Chart and figure data:
Begin

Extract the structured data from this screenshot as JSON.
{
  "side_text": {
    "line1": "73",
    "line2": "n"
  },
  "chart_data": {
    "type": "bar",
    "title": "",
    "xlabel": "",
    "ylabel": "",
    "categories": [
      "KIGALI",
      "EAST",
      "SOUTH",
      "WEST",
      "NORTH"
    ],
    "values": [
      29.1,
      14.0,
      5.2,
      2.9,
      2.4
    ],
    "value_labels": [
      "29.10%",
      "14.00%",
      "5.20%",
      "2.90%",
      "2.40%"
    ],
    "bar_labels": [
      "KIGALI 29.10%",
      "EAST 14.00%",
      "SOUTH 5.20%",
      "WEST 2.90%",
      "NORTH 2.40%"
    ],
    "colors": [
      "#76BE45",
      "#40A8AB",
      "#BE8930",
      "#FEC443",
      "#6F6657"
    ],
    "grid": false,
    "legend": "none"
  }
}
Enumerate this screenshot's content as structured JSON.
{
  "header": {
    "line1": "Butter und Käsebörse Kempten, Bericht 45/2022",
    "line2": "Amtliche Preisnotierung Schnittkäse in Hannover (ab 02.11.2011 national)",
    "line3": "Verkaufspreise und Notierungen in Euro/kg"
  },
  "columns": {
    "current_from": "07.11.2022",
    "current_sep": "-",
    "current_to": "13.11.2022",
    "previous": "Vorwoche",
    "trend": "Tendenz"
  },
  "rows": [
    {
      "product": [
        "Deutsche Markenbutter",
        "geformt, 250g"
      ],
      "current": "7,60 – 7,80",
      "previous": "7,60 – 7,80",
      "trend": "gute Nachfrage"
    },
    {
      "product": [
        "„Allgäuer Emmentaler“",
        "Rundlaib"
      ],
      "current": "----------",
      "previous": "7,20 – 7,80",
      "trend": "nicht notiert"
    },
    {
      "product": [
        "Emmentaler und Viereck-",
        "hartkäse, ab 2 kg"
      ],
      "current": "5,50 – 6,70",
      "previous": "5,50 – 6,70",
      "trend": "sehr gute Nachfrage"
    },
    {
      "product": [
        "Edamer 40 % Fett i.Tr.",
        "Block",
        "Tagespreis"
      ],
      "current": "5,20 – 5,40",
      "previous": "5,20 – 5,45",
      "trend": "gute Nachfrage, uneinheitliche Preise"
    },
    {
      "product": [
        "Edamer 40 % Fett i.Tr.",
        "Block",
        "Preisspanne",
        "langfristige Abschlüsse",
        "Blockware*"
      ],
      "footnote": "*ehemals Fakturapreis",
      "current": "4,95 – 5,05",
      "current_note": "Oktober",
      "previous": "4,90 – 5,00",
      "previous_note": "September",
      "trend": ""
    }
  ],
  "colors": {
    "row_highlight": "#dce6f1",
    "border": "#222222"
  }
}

End

**Task description**. Extract, from the material above, each line holding the word "Emmentaler".

**In response**.
        "„Allgäuer Emmentaler“",
        "Emmentaler und Viereck-",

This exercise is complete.